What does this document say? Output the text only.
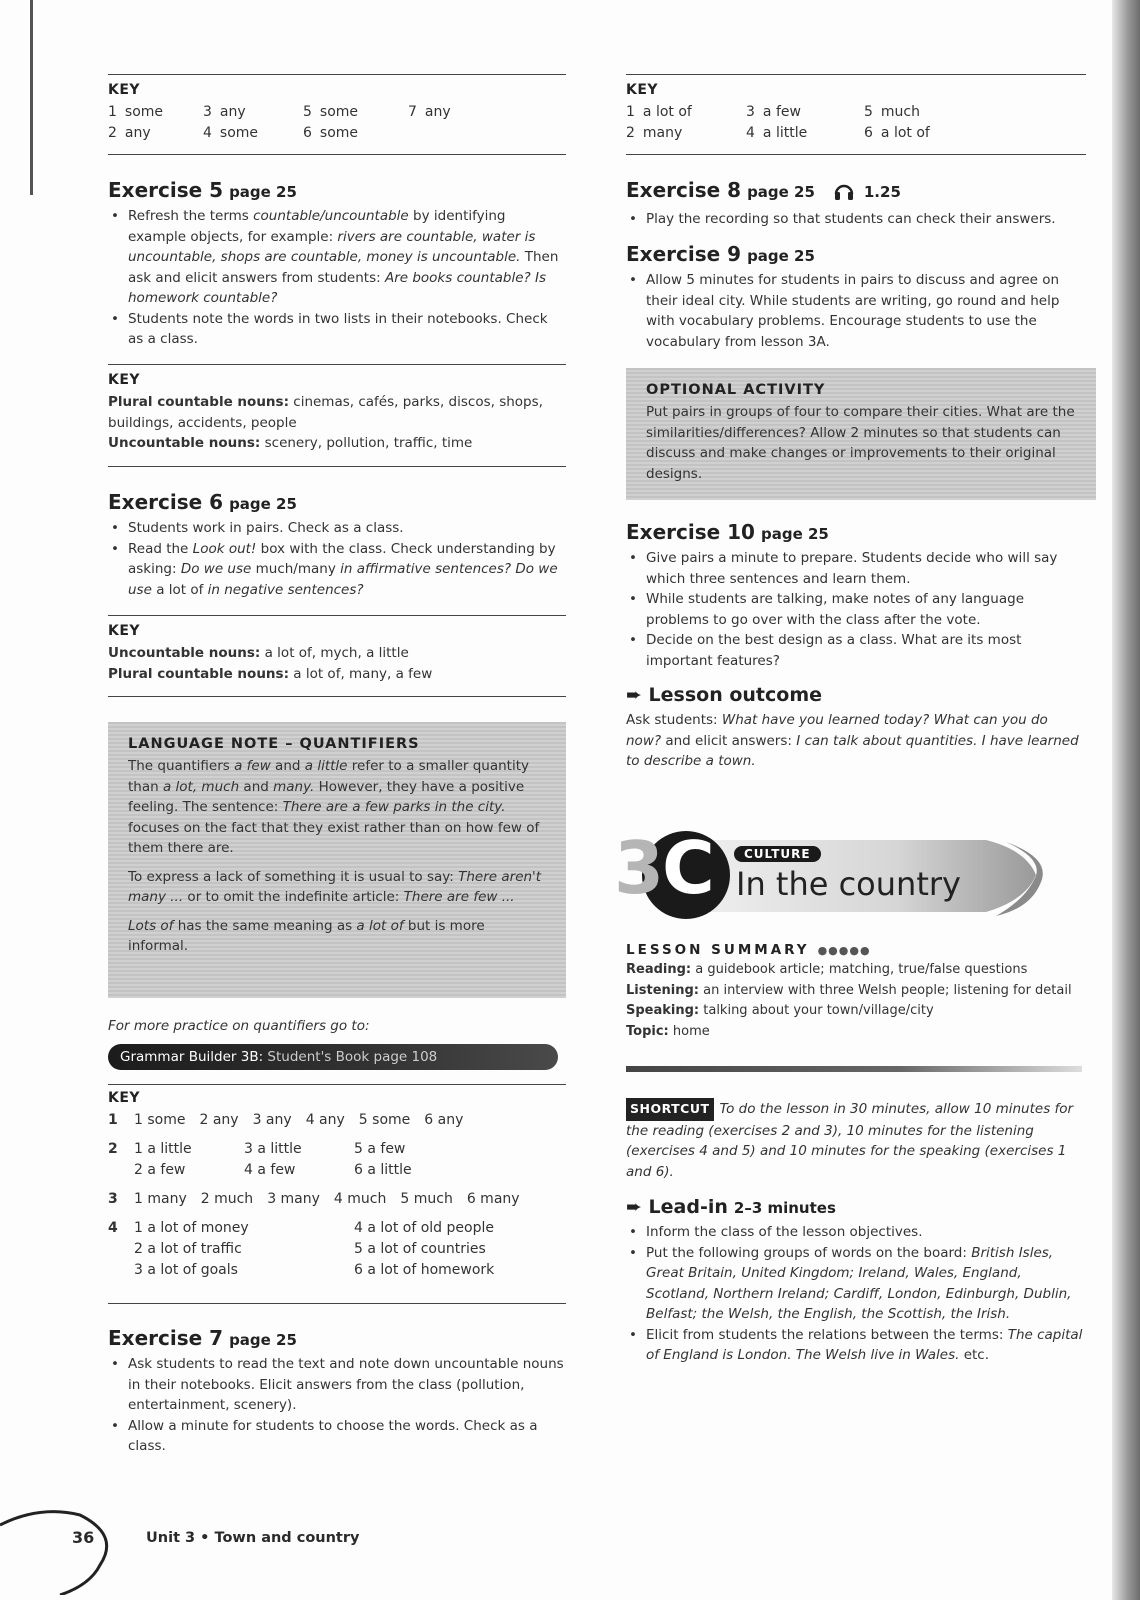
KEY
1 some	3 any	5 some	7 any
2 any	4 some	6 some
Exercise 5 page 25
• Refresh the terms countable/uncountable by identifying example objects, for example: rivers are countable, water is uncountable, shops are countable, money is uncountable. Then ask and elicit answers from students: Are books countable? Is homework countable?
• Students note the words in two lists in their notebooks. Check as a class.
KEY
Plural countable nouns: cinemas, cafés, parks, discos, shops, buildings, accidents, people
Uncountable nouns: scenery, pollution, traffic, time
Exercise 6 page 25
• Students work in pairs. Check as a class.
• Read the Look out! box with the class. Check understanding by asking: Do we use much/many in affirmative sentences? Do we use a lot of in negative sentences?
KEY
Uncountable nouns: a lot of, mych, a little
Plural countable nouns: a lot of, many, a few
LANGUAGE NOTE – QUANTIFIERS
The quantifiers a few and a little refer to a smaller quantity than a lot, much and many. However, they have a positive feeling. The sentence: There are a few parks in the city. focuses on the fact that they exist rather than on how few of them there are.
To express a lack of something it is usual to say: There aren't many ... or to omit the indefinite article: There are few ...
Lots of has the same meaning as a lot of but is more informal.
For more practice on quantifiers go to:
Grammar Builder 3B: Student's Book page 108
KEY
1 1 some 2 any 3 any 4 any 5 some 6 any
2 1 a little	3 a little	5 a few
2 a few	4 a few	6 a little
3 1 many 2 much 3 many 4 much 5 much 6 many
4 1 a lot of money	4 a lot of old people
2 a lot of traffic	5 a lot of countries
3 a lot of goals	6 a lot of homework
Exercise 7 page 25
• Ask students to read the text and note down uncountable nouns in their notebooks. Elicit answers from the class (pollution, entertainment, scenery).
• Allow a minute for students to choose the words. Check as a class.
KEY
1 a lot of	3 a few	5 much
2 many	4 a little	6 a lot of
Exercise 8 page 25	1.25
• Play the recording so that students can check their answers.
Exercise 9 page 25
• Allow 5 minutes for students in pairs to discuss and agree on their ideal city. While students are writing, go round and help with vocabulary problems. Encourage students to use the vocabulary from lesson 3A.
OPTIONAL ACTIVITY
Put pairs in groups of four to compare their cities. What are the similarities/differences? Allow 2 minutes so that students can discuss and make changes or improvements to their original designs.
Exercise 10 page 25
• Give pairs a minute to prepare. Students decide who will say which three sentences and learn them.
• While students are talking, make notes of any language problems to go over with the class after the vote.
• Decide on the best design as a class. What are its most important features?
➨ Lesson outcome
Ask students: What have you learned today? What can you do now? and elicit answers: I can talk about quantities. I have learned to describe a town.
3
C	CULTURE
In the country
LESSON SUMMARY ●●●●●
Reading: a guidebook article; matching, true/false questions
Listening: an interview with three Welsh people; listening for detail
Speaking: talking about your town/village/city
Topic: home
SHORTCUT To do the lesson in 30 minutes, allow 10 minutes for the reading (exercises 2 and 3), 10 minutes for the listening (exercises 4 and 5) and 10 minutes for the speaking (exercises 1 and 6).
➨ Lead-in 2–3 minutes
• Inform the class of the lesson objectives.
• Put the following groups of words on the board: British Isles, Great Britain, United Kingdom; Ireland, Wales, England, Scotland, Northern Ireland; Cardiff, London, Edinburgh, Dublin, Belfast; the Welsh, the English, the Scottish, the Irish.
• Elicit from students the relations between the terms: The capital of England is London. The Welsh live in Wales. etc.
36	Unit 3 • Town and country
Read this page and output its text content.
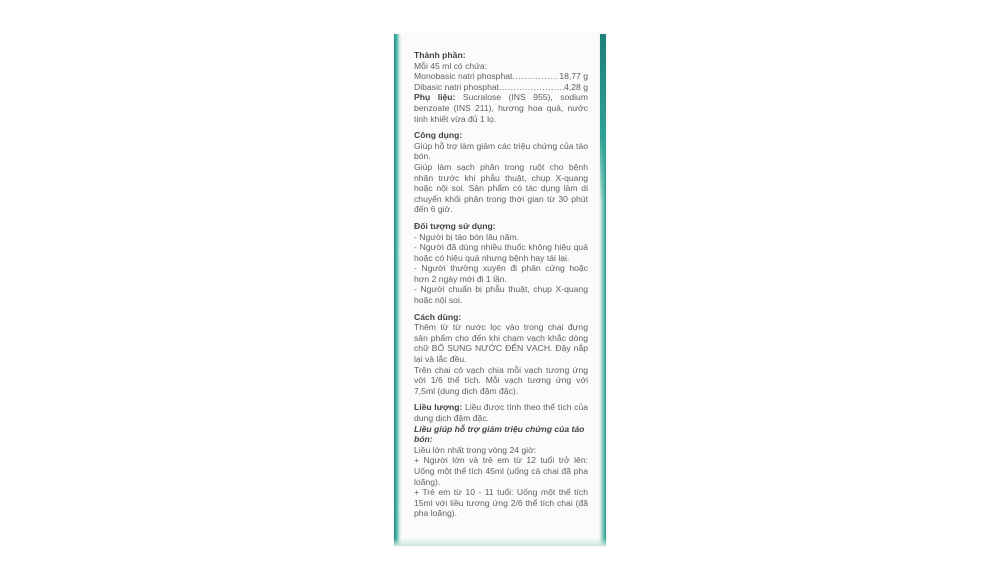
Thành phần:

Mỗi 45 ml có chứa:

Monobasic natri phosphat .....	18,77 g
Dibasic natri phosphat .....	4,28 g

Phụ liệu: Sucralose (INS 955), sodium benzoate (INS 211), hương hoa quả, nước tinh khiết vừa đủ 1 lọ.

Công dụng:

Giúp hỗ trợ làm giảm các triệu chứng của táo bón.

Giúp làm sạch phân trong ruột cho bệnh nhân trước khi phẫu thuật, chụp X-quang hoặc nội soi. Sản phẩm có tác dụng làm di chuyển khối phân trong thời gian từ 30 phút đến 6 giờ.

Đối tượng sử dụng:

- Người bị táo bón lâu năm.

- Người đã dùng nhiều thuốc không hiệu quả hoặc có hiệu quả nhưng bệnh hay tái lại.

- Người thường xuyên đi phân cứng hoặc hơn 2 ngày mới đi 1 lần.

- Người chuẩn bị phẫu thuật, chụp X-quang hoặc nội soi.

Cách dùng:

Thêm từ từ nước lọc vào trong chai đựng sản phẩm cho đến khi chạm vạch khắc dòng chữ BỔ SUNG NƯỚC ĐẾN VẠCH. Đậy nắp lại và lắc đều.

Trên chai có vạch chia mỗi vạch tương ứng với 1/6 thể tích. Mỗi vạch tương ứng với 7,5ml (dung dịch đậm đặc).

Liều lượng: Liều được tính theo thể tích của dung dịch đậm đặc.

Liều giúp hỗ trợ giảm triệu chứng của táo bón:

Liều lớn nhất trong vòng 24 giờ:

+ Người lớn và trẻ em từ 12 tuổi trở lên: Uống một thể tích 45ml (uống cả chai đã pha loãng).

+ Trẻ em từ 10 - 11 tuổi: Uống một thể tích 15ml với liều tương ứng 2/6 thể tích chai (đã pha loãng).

THE EXERCISE: Go through the listing above and locate each line that holds the word "While". Copy those lines.

TASK SOLUTION:
• Allow 5 minutes for students in pairs to discuss and agree on their ideal city. While students are writing, go round and help with vocabulary problems. Encourage students to use the vocabulary from lesson 3A.
• While students are talking, make notes of any language problems to go over with the class after the vote.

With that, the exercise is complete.